[Records excerpted from a collection]
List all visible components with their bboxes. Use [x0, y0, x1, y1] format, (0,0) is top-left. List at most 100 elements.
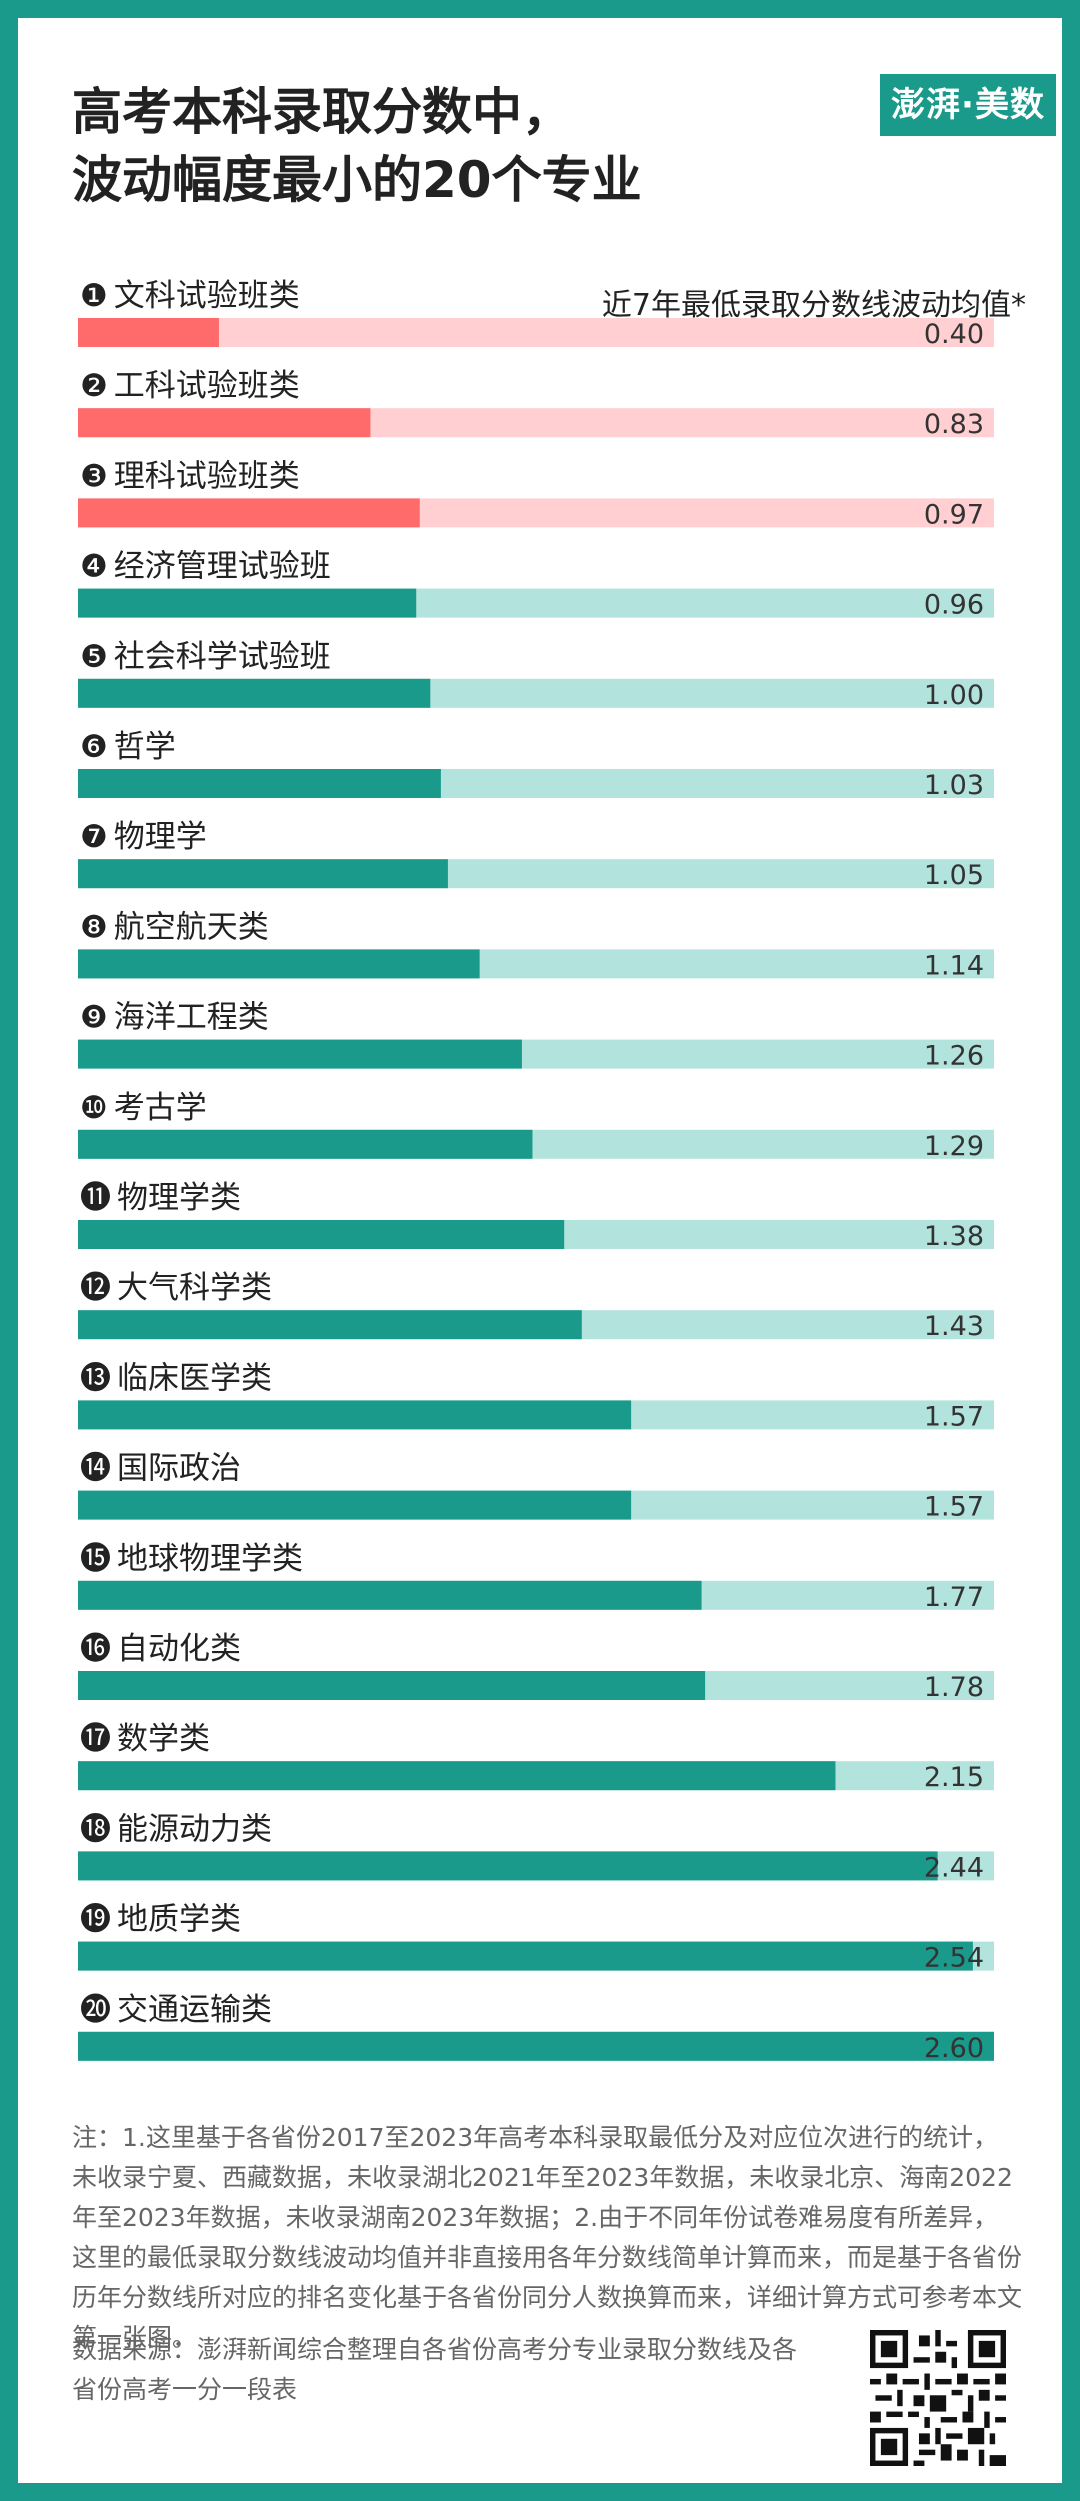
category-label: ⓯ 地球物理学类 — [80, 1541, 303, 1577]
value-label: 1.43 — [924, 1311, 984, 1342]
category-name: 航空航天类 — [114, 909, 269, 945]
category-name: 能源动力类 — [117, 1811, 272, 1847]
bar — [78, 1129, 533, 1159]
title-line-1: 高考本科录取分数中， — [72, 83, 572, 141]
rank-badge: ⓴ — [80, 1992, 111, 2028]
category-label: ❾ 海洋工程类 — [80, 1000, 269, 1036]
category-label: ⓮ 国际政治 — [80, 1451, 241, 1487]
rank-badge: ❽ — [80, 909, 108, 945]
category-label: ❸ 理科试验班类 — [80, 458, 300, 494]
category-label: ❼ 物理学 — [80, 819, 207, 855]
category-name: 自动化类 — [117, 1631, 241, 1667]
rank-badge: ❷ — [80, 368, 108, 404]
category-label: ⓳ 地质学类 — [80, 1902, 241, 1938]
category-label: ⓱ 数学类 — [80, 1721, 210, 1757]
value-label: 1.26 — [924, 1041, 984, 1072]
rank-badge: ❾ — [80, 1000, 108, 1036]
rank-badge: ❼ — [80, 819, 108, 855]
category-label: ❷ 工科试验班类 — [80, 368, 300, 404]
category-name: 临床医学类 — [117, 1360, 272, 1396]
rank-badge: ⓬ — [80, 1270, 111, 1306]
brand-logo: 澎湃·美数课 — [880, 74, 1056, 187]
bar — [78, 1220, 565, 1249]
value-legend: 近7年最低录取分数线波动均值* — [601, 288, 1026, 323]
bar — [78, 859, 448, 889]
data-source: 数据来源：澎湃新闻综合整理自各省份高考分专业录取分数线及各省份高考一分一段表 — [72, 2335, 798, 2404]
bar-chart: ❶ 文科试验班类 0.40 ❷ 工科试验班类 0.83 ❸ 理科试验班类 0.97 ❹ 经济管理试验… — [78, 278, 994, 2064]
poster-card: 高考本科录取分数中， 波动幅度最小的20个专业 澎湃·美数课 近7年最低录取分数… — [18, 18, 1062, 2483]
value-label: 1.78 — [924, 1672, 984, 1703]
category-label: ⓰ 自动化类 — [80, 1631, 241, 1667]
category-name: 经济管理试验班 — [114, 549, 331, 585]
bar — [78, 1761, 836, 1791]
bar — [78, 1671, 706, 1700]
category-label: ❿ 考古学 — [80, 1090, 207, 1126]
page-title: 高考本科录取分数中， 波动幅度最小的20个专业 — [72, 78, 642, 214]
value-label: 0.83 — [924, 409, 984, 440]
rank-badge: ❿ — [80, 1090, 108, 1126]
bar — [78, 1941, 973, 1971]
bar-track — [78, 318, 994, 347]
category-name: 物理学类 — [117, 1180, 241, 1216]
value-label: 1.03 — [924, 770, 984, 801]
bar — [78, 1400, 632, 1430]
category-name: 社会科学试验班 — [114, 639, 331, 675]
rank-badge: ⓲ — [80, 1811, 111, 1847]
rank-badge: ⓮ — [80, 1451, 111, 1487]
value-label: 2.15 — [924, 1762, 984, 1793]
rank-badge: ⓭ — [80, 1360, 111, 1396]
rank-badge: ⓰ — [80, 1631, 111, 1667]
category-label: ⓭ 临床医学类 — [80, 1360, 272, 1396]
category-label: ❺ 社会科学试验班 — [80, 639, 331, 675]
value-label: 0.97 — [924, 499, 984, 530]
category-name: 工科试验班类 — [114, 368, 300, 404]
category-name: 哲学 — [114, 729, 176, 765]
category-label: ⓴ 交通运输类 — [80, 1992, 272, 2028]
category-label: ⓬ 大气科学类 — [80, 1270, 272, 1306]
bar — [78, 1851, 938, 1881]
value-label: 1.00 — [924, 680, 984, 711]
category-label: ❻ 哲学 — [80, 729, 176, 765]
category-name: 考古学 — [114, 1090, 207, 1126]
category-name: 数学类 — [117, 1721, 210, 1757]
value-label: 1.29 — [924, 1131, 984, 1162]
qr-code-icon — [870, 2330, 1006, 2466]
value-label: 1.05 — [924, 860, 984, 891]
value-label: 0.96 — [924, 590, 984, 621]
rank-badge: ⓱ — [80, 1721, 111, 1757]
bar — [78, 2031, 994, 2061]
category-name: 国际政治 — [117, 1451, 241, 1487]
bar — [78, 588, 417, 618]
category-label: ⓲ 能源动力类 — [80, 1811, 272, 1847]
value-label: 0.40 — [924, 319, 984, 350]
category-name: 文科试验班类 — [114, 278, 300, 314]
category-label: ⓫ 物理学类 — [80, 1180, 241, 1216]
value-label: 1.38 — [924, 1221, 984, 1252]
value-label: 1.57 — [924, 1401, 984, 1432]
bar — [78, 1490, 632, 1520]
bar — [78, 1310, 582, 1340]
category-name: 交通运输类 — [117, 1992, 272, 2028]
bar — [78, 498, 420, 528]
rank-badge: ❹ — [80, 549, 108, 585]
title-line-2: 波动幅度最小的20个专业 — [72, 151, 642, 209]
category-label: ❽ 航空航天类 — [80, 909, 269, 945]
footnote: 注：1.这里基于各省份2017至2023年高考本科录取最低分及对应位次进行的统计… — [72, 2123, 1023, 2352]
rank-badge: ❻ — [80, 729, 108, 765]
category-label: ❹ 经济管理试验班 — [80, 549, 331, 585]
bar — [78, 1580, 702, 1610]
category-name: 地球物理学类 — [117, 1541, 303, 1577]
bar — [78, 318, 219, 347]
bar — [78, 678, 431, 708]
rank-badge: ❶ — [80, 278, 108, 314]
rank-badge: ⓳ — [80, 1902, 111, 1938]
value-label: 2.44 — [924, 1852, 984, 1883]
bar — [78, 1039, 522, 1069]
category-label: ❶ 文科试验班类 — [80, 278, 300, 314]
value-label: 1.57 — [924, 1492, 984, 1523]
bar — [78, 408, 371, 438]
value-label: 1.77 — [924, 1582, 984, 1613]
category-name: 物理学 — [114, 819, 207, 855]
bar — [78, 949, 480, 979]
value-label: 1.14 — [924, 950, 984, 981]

* * *

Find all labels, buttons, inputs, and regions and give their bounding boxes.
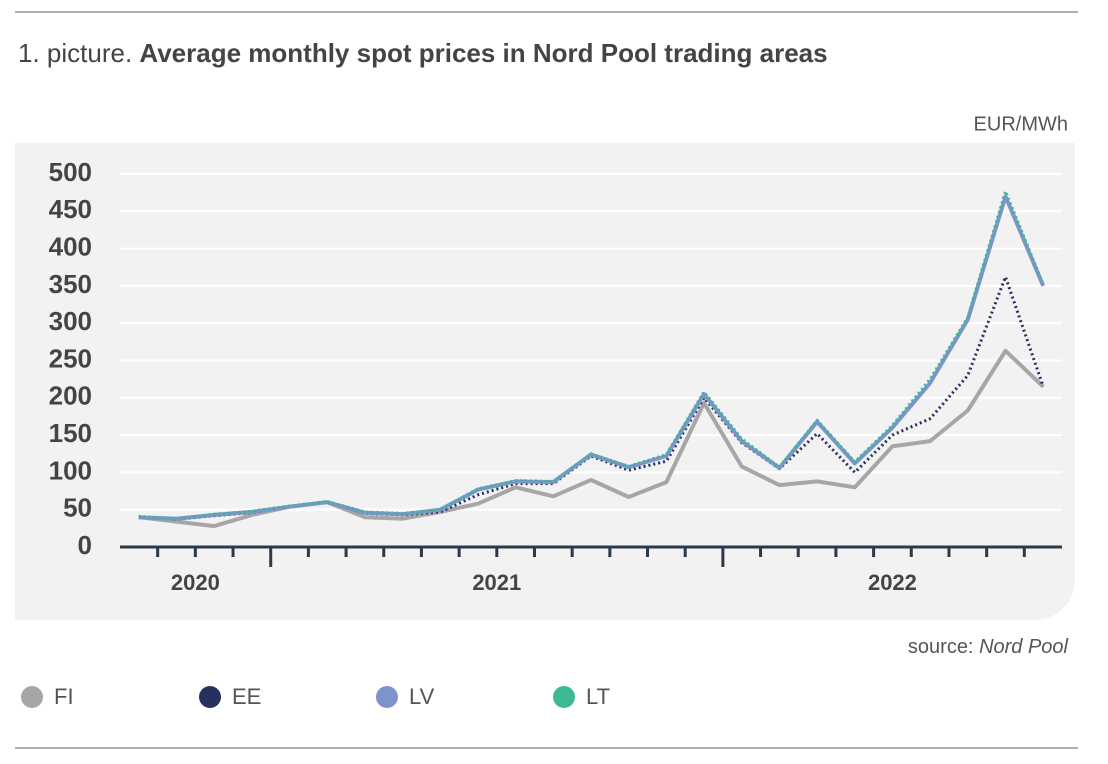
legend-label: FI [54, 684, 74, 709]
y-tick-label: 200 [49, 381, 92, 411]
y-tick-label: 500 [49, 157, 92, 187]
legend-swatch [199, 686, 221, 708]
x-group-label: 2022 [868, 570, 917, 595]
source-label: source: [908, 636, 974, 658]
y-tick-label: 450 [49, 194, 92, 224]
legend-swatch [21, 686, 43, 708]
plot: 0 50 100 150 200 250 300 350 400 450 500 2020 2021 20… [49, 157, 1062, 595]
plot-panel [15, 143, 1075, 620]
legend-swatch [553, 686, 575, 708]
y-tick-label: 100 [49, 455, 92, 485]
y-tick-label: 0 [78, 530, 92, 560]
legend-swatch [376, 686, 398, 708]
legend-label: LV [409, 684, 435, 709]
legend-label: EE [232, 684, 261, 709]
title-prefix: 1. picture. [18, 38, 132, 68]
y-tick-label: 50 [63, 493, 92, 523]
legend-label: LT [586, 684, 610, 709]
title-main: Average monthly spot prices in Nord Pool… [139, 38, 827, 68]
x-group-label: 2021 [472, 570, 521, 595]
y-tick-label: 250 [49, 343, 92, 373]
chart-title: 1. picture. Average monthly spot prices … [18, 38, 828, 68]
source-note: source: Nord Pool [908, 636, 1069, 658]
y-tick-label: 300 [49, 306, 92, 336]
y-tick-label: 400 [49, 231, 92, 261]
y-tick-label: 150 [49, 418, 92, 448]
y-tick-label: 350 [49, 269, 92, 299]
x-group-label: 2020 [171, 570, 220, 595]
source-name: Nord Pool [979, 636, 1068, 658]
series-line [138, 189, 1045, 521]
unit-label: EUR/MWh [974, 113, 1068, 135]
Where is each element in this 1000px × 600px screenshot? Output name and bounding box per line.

Task — Copy out the rows word for word from the line with "category-label: ⓯ 地球物理学类" to the line with "category-label: ❷ 工科试验班类".

The output —
category-label: ⓯ 地球物理学类 — [80, 1541, 303, 1577]
value-label: 1.43 — [924, 1311, 984, 1342]
category-name: 航空航天类 — [114, 909, 269, 945]
category-name: 能源动力类 — [117, 1811, 272, 1847]
bar — [78, 1129, 533, 1159]
title-line-1: 高考本科录取分数中， — [72, 83, 572, 141]
rank-badge: ⓴ — [80, 1992, 111, 2028]
category-label: ❾ 海洋工程类 — [80, 1000, 269, 1036]
category-label: ⓮ 国际政治 — [80, 1451, 241, 1487]
rank-badge: ❽ — [80, 909, 108, 945]
category-label: ❸ 理科试验班类 — [80, 458, 300, 494]
category-label: ❼ 物理学 — [80, 819, 207, 855]
category-name: 自动化类 — [117, 1631, 241, 1667]
rank-badge: ❷ — [80, 368, 108, 404]
category-label: ⓳ 地质学类 — [80, 1902, 241, 1938]
category-label: ⓱ 数学类 — [80, 1721, 210, 1757]
value-label: 1.26 — [924, 1041, 984, 1072]
rank-badge: ❾ — [80, 1000, 108, 1036]
rank-badge: ❼ — [80, 819, 108, 855]
category-label: ❷ 工科试验班类 — [80, 368, 300, 404]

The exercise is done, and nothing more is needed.